- Trecho do documento:
De acordo com Santos (2009), a composição de contrários insere na obra uma possibilidade de interpretação dinâmica do Brasil, apontando para um processo dialético de formação do país: “Sérgio pretende, com sua ‘metodologia dos contrários’, mostrar que os processos que condicionaram nossa formação social são históricos e, portanto, sujeitos a transformações.” (COSTA, 1992, citado por SANTOS, 2009).

Ainda dentro da ótica weberiana, Holanda utilizou, por meio do método comparativo, os conceitos de patrimonialismo e burocracia para analisar o Estado brasileiro e constatar que este não se enquadra no modelo estatal elaborado pelo sociólogo alemão:
para o funcionário patrimonial, a própria gestão política apresenta-se como assunto de seu interesse particular; as funções, os empregos e os benefícios que deles aufere-se relacionam-se a direitos pessoais do funcionário e não a interesses objetivos, como sucede no verdadeiro Estado burocrático, em que prevalecem as especializações das funções e o esforço para se assegurarem garantias jurídicas aos cidadãos” (HOLANDA, 2002).

É através da busca das raízes da sociedade brasileira, que vem da colonização portuguesa, de uma estrutura política, econômica e social completamente instável de famílias patriarcais e escravagistas, num jogo de idas e vindas através da história, que Sérgio Buarque inseriu seu famoso tipo ideal – o “homem cordial”. Vale dizer que o “homem cordial” é um conceito do escritor Ribeiro Couto, do qual Holanda se apropriou para denunciar a cultura patrimonialista e personalista da sociedade brasileira, como explicação para a incapacidade de se integrar à modernidade anglo-saxônica, o que lhe valeu ataques de todos os lados (FERREIRA et al, 2009).

Mas, o que é essa “cordialidade” do homem brasileiro? A cordialidade é entendida por Sérgio Buarque de Holanda como intimidade, horror à distância etc.; não quer dizer nem polidez nem civilidade. Ela enfatiza o predomínio de relações humanas mais simples e diretas que rejeitam a polidez e a padronização, características da civilidade; isto dificulta a constituição de um Estado “civil”, na medida em que vincula a essa instituição os valores familiares e patriarcais e impedem uma distinção clara entre o público e o privado (SCHWARCZ, 2008; SCHILLING, 2009).

- Dados fornecidos:
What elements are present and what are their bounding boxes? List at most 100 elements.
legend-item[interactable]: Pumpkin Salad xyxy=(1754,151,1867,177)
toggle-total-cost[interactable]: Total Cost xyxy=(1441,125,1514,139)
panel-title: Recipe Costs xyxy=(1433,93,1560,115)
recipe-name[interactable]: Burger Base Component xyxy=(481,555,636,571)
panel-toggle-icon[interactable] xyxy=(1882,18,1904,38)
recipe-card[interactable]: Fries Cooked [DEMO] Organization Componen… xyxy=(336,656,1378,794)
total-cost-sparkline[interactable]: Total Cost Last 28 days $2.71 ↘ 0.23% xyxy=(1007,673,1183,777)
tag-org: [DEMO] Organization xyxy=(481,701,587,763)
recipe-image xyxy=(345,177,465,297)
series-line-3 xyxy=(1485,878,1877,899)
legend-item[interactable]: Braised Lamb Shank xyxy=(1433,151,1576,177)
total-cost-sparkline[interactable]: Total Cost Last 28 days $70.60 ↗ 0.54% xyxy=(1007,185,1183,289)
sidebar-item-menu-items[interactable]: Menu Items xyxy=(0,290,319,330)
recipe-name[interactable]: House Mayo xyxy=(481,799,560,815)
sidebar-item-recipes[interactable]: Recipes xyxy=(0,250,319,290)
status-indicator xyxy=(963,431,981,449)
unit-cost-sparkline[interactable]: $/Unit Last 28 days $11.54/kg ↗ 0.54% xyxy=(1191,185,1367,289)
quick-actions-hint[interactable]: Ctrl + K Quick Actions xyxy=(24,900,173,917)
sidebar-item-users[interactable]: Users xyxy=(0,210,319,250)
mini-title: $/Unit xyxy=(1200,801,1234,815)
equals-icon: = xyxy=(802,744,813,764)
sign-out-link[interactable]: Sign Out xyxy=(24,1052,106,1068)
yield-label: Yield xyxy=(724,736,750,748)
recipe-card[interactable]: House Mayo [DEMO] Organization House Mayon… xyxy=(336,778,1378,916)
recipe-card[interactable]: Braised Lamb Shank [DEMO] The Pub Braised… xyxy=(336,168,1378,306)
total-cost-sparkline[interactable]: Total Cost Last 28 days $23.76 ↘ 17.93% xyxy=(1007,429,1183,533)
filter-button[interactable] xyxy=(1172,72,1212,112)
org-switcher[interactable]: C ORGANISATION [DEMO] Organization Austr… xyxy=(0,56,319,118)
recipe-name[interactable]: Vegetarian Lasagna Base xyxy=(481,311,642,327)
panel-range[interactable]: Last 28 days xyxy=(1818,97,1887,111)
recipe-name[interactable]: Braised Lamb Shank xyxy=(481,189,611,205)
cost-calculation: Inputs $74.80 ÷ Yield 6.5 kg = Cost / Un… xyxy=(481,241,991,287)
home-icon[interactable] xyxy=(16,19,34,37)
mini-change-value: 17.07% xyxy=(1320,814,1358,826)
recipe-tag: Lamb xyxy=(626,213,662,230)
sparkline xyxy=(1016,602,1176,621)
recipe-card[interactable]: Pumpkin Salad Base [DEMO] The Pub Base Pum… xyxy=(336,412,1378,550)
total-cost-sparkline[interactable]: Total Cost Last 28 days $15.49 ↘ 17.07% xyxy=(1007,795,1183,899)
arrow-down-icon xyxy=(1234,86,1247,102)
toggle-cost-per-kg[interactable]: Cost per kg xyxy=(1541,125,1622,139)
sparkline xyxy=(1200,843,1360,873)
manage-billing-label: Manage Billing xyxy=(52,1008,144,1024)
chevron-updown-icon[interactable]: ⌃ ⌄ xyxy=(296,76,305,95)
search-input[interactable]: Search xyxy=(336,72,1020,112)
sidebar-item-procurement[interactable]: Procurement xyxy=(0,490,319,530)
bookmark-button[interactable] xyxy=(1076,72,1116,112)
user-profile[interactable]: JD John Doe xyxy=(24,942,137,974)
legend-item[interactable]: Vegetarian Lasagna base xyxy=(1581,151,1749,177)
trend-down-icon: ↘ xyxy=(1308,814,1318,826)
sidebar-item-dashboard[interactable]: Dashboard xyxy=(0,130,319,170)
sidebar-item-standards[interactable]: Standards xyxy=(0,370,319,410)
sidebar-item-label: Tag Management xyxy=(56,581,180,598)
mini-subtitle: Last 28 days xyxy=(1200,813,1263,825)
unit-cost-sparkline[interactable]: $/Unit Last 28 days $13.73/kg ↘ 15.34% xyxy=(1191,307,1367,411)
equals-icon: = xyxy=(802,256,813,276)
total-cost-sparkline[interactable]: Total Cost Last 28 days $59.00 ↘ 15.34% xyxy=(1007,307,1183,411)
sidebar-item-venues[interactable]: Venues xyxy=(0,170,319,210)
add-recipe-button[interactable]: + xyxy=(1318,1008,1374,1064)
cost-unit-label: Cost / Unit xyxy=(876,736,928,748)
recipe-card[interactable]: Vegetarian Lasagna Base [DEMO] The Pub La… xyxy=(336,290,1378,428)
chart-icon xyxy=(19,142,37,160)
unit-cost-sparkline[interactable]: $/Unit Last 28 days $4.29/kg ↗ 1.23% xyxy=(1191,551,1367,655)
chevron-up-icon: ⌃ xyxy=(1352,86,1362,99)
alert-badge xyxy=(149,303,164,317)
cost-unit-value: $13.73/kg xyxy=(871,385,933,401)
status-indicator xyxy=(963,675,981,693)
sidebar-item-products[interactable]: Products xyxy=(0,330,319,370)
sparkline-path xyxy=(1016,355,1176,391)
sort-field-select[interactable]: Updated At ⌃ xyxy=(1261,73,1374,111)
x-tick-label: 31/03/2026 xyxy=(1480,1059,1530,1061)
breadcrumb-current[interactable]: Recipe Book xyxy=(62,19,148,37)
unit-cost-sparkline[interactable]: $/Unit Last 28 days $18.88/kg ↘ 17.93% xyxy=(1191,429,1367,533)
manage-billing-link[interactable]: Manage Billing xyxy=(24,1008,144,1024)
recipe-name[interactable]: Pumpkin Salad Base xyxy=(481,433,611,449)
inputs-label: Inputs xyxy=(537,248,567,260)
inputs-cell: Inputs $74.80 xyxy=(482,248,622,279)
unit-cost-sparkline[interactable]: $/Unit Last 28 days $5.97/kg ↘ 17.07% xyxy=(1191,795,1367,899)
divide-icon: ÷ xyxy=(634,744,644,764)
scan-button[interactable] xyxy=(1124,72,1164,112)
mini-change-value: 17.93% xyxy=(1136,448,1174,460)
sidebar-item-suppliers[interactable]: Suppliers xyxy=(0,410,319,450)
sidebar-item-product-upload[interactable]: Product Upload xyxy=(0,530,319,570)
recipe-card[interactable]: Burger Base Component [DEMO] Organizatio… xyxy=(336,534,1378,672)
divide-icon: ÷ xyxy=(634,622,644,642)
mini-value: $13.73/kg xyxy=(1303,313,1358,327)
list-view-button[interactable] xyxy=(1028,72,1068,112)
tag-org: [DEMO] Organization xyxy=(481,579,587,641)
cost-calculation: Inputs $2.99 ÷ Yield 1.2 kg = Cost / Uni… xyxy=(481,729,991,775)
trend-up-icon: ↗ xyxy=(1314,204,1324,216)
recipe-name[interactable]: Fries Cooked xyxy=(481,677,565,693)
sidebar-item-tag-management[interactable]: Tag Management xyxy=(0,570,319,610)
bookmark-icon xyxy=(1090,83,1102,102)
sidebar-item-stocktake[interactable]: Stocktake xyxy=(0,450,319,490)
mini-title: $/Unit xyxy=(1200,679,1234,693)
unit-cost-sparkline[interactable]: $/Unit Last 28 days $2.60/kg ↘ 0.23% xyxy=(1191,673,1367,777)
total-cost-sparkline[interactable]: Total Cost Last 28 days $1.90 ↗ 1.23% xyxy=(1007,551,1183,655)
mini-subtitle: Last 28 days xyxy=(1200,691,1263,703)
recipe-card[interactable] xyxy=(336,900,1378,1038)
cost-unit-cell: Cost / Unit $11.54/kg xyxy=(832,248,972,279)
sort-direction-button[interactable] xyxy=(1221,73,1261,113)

- Tarefa: Escreva a continuação do trecho sobre o pensamento de Sérgio Buarque de Holanda, começando logo após a última frase. A listagem constitui um material à parte, sem relação com o trecho.

- Resultado da tarefa:
Assim, ao reler a gênese da sociedade brasileira, Sérgio Buarque de Holanda lança mão de referências teóricas desenvolvidas pela sociologia alemã e sua obra se destaca por ser o primeiro estudo histórico brasileiro estruturado no método weberiano.

REFERÊNCIAS

CASTRO, Marcio Henrique Monteiro de. O sentido da revolução brasileira em “Raízes do Brasil”. Obtido em: https://www.esg.br/cee/ARTIGOS/mhenrique2.pdf. Acesso em: 15/5/2009.
FERREIRA, Ana Luiza; MENDES, Fernanda; NISHIYAMA, Gisele; CHAVES, Paula e CALAIS, Samira. Análise de Raízes do Brasil: uma visão sobre a obra de Sérgio Buarque de Holanda. Revista de Artes e Humanidades, Viçosa, nº 3, nov-abr 2009.
HOLANDA, Sérgio Buarque de. Raízes do Brasil. Rio de Janeiro: Nova Aguilar, 2002.
PORTO, Sérgio Ribeiro. Raízes do Brasil – Uma Análise Tropológica. Editora: CopyMarket.com, 2000. Obtido em: http://www.scribd.com/doc/6800833/Raizes-Do-Brasil-Resumo. Acesso em: 12/5/2009.
SANCHES, Rodrigo Ruiz. A questão da democracia em Sérgio Buarque de Holanda. 2001. 136f. Dissertação (Mestrado em Sociologia) - UNESP, Faculdade de Ciências e Letras, Araraquara, 2001.
SANTOS, Samuel Martins. Raízes das instituições jurídicas do brasil: algumas contribuições de Sérgio Buarque de Holanda. Obtido em: http://calvados.c3sl.ufpr.br/ojs2/index.php/direito/article/viewFile/7052/5028. Acesso em: 12/5/2009.
SCHILLING, Voltaire. Sérgio Buarque, o explicador do Brasil. Obtido em: http://educaterra.terra.com.br/voltaire/brasil/2002/07/03/001.htm . Acesso em: 11/5/2009.
SCHWARCZ, Lilia Moritz. Sérgio Buarque de Holanda e essa tal de “cordialidade”. Revista IDE, Psicanálise e Cultura, São Paulo, 2008, 31(46), 83-89.